**Goal of the exercise:** The lines to return are those below that contain the word "stemple".

+++ Entries provided +++

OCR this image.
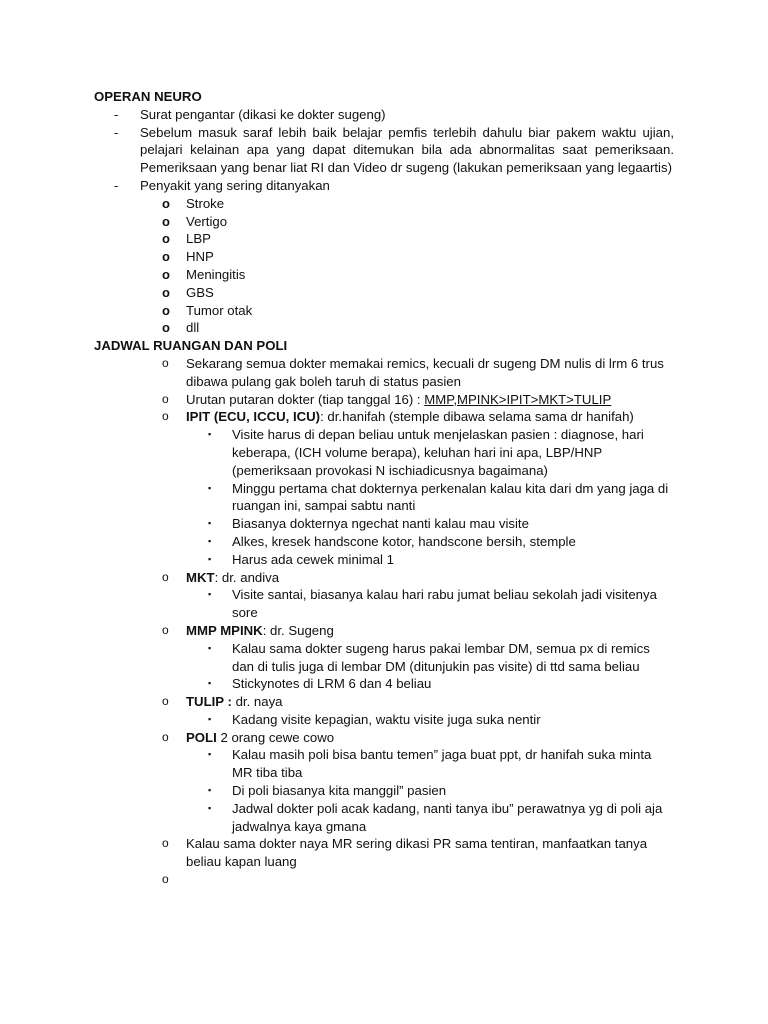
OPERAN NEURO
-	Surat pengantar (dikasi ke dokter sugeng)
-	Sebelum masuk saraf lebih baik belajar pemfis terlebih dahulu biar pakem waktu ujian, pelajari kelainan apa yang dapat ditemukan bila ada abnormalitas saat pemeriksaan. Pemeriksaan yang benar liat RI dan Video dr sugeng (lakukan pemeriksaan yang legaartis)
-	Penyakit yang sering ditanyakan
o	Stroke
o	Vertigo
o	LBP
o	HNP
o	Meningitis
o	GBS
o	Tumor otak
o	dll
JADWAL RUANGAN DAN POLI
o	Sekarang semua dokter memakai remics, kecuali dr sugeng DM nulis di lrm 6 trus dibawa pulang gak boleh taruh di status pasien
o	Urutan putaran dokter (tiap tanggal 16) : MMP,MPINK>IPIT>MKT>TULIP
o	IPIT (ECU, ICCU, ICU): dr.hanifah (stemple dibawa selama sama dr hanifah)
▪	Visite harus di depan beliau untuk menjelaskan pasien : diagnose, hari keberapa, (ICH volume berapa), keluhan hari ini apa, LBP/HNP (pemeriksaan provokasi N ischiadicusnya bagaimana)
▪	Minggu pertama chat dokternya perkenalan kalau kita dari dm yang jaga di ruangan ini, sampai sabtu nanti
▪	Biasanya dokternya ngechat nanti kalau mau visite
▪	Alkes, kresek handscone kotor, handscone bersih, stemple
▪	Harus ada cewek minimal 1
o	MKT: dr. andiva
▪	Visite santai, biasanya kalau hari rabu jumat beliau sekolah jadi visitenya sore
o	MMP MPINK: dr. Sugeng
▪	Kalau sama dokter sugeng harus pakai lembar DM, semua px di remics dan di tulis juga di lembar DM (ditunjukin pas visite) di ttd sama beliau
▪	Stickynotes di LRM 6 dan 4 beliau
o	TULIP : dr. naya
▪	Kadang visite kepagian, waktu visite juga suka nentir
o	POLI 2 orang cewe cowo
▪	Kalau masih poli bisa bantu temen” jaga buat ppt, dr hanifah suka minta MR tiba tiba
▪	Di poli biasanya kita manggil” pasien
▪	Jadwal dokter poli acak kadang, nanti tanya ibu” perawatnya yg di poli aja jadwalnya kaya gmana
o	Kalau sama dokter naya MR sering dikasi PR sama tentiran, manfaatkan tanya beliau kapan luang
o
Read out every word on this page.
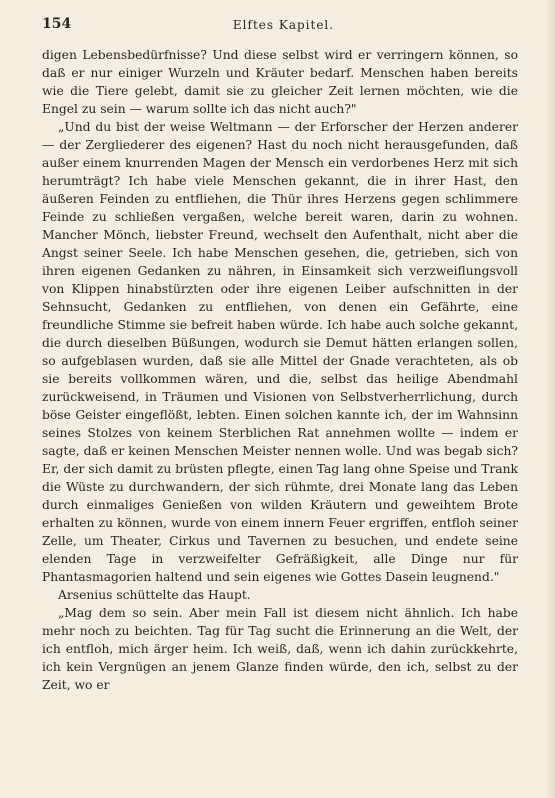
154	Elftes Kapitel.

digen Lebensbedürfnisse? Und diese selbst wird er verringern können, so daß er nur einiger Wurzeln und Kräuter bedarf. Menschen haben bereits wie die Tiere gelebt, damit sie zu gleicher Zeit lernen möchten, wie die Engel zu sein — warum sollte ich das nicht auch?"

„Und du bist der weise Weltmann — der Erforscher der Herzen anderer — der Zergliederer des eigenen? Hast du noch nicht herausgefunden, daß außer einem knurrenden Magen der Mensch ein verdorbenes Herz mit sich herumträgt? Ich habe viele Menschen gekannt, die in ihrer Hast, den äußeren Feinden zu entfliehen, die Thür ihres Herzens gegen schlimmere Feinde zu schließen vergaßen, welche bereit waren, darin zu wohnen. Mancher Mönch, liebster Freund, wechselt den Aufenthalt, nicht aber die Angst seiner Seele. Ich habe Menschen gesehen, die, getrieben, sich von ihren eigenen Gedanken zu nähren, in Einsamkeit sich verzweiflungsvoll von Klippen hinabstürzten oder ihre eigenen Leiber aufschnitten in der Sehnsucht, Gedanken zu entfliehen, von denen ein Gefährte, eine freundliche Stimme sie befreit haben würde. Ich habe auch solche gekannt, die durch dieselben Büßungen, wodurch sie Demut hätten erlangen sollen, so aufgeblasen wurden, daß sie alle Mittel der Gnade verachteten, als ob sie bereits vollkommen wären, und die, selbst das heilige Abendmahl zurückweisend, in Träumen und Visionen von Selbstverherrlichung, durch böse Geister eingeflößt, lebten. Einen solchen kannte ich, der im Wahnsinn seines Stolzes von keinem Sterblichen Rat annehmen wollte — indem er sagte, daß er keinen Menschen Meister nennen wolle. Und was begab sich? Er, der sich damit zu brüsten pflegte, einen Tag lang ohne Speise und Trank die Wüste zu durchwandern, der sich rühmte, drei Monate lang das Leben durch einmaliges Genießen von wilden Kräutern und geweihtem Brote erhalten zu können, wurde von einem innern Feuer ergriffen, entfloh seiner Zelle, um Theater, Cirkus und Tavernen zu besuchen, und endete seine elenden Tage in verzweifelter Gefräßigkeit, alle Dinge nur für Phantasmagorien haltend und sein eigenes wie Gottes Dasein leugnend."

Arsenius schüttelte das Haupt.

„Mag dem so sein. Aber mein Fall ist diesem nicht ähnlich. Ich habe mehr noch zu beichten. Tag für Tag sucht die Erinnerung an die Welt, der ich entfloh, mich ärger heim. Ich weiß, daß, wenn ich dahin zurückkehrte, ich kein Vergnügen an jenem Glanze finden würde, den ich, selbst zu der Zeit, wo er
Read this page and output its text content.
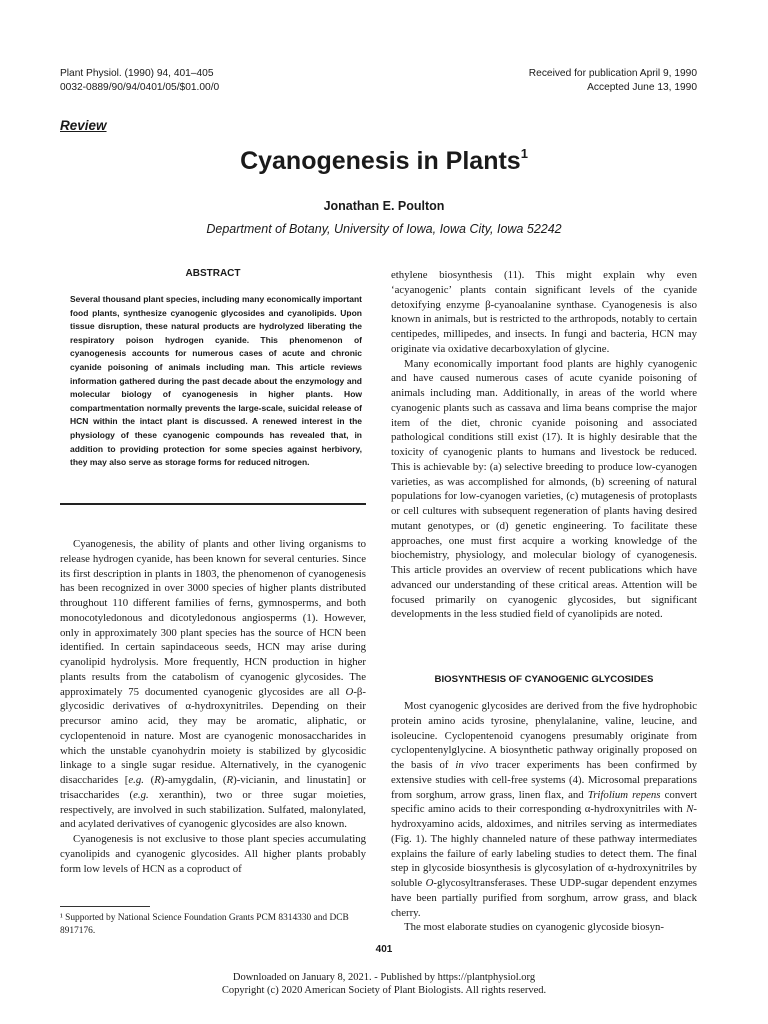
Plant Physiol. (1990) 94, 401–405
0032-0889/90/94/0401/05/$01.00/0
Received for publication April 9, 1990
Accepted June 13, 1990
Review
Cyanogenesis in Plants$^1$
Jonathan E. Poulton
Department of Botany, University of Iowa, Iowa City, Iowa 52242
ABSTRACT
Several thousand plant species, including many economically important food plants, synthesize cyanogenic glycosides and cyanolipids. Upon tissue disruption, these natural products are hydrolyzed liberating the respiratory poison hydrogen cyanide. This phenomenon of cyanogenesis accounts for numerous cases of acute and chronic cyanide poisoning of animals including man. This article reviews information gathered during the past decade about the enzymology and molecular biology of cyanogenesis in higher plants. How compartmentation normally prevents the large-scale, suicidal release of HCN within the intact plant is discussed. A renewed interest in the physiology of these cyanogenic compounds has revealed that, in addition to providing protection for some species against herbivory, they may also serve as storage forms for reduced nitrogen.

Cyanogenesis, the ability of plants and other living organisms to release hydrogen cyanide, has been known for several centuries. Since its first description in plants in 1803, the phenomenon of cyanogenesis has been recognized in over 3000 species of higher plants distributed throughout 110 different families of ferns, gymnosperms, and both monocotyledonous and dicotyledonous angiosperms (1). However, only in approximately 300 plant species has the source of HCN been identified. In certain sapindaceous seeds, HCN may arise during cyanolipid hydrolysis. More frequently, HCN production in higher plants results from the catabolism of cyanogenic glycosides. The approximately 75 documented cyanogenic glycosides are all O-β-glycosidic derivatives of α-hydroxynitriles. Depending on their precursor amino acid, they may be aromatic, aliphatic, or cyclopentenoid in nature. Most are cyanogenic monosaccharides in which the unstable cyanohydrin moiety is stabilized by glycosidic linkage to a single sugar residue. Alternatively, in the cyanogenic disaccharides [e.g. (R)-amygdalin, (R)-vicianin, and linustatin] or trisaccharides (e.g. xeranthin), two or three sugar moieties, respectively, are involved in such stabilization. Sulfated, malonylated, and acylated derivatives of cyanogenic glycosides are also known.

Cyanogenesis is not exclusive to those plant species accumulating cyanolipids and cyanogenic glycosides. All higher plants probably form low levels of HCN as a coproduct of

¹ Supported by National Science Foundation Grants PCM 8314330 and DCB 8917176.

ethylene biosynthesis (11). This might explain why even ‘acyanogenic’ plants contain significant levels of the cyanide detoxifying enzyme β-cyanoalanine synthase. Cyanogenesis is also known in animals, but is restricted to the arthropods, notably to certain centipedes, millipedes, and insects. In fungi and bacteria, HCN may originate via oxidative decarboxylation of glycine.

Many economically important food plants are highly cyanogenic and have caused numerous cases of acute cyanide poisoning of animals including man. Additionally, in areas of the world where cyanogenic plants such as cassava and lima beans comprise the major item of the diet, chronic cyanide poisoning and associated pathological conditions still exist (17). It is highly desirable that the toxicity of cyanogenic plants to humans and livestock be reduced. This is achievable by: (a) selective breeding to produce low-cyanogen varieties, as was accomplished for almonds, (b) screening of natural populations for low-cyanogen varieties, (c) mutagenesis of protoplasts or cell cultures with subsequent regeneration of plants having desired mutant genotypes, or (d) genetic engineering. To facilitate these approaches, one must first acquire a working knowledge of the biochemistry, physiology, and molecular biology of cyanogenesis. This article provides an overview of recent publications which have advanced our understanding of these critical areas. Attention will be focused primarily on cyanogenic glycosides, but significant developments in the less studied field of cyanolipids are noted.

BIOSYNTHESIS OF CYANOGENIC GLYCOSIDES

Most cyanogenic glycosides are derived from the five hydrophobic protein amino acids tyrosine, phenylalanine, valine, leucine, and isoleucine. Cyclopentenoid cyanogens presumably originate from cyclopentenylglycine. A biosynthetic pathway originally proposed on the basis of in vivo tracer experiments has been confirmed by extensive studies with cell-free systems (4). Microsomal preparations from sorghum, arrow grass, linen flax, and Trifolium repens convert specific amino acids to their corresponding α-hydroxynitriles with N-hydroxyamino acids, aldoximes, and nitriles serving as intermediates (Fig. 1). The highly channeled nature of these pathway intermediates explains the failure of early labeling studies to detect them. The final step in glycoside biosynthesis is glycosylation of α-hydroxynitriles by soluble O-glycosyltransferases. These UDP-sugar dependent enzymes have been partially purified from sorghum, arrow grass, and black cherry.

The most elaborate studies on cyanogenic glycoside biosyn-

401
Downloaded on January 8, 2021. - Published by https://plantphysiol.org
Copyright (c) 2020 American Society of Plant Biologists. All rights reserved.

+++

**Answer:**
o	IPIT (ECU, ICCU, ICU): dr.hanifah (stemple dibawa selama sama dr hanifah)
▪	Alkes, kresek handscone kotor, handscone bersih, stemple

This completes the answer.